» **THE REQUEST**
Set each entry down verbatim, omitting images.
------------------------------------------------------------
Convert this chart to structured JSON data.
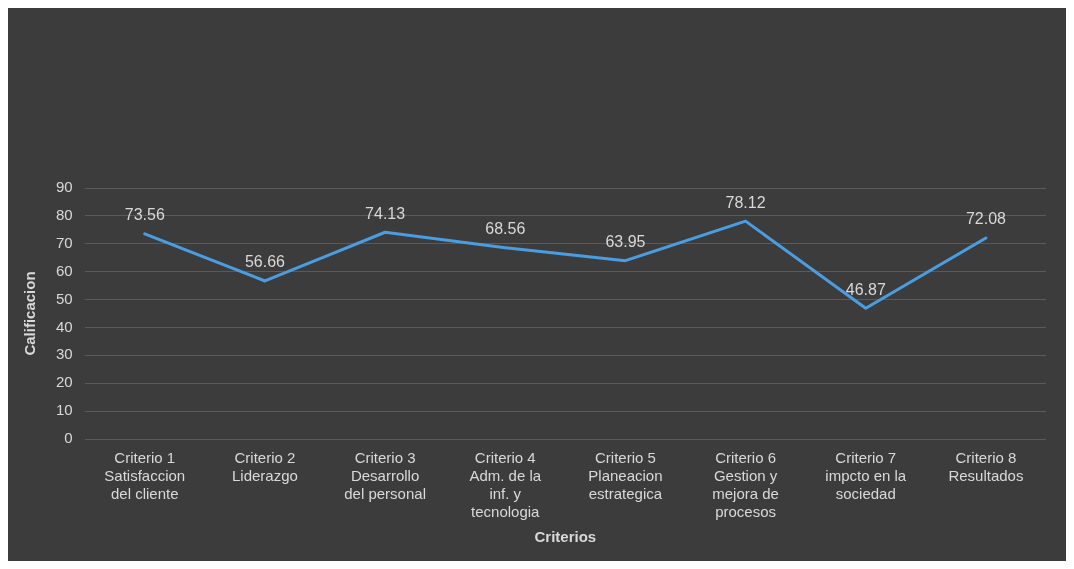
{
  "chart_data": {
    "type": "line",
    "xlabel": "Criterios",
    "ylabel": "Calificacion",
    "categories": [
      "Criterio 1 Satisfaccion del cliente",
      "Criterio 2 Liderazgo",
      "Criterio 3 Desarrollo del personal",
      "Criterio 4 Adm. de la inf. y tecnologia",
      "Criterio 5 Planeacion estrategica",
      "Criterio 6 Gestion y mejora de procesos",
      "Criterio 7 impcto en la sociedad",
      "Criterio 8 Resultados"
    ],
    "series": [
      {
        "color": "#4a9de0",
        "values": [
          73.56,
          56.66,
          74.13,
          68.56,
          63.95,
          78.12,
          46.87,
          72.08
        ]
      }
    ],
    "ylim": [
      0,
      90
    ],
    "yticks": [
      0,
      10,
      20,
      30,
      40,
      50,
      60,
      70,
      80,
      90
    ],
    "grid": "y",
    "data_labels": true,
    "marker": "none",
    "line_style": "solid",
    "legend": false
  }
}
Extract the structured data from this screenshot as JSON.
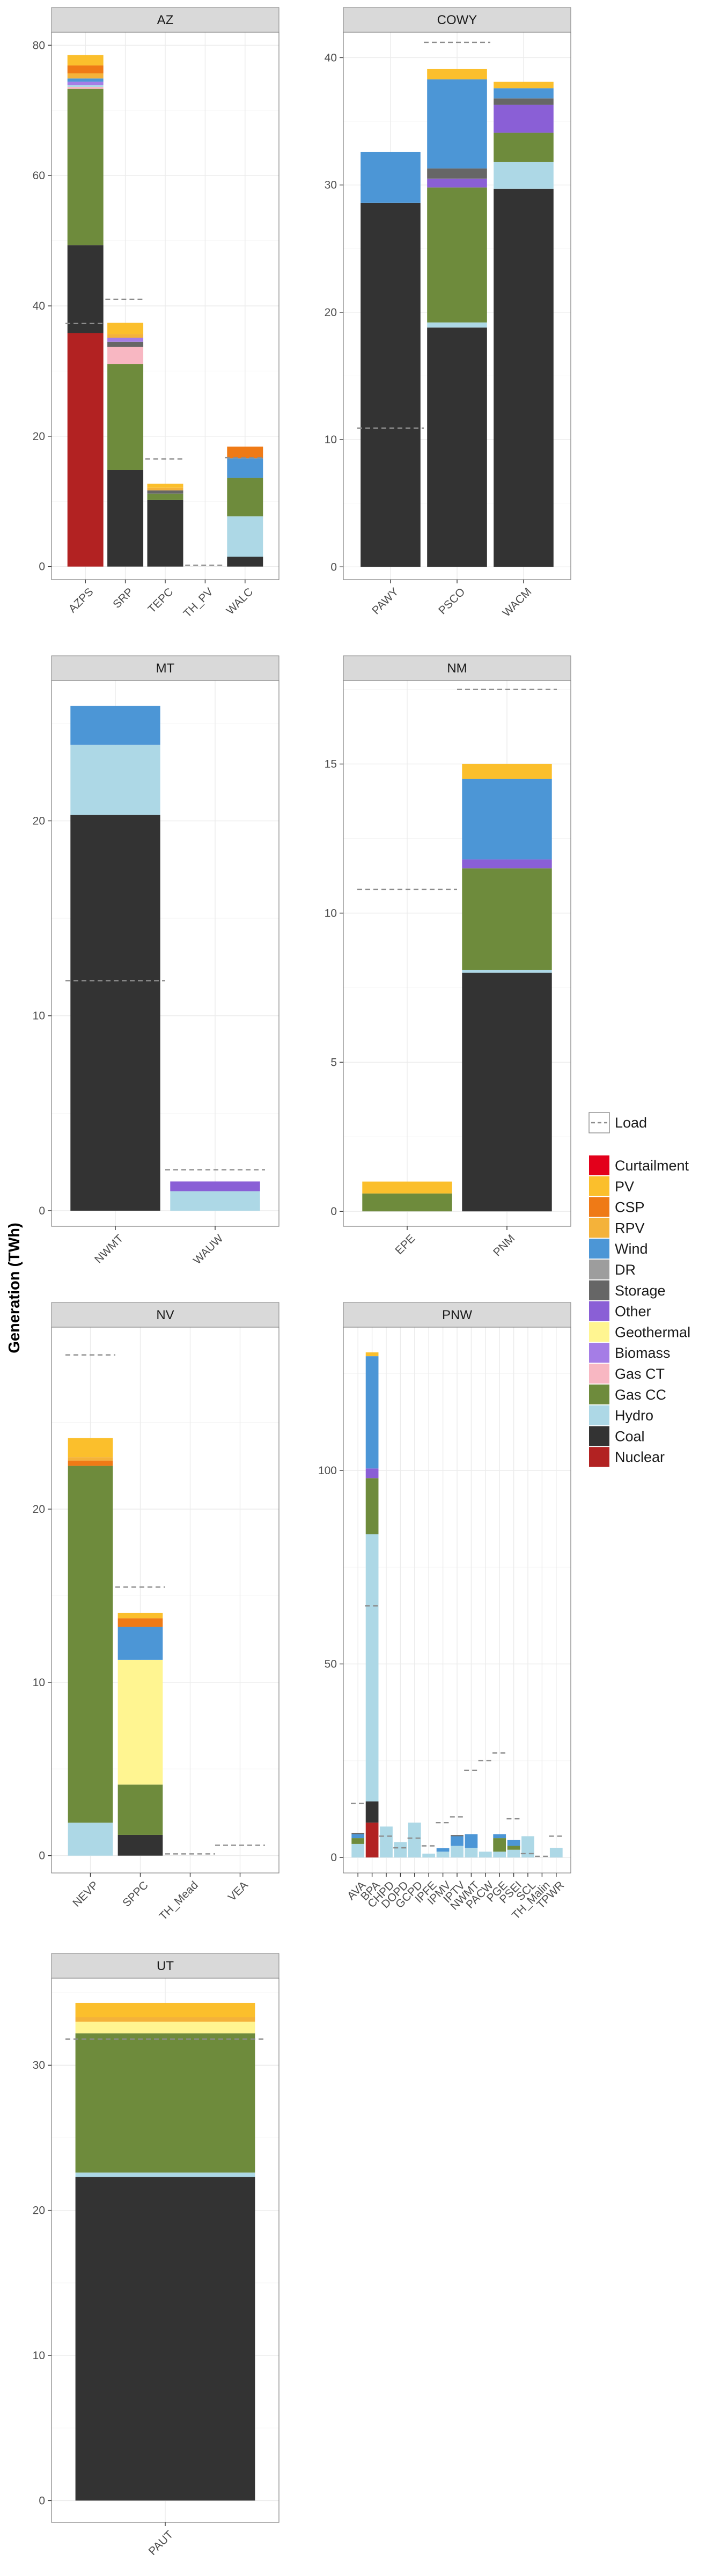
------------------------------------------------------------
» **RESULT OF THE EXERCISE**
Convert this chart to structured JSON data.
{
  "chart_data": {
    "type": "line",
    "xlabel": "Criterios",
    "ylabel": "Calificacion",
    "categories": [
      "Criterio 1 Satisfaccion del cliente",
      "Criterio 2 Liderazgo",
      "Criterio 3 Desarrollo del personal",
      "Criterio 4 Adm. de la inf. y tecnologia",
      "Criterio 5 Planeacion estrategica",
      "Criterio 6 Gestion y mejora de procesos",
      "Criterio 7 impcto en la sociedad",
      "Criterio 8 Resultados"
    ],
    "series": [
      {
        "color": "#4a9de0",
        "values": [
          73.56,
          56.66,
          74.13,
          68.56,
          63.95,
          78.12,
          46.87,
          72.08
        ]
      }
    ],
    "ylim": [
      0,
      90
    ],
    "yticks": [
      0,
      10,
      20,
      30,
      40,
      50,
      60,
      70,
      80,
      90
    ],
    "grid": "y",
    "data_labels": true,
    "marker": "none",
    "line_style": "solid",
    "legend": false
  }
}
Extract the structured data from this screenshot as JSON.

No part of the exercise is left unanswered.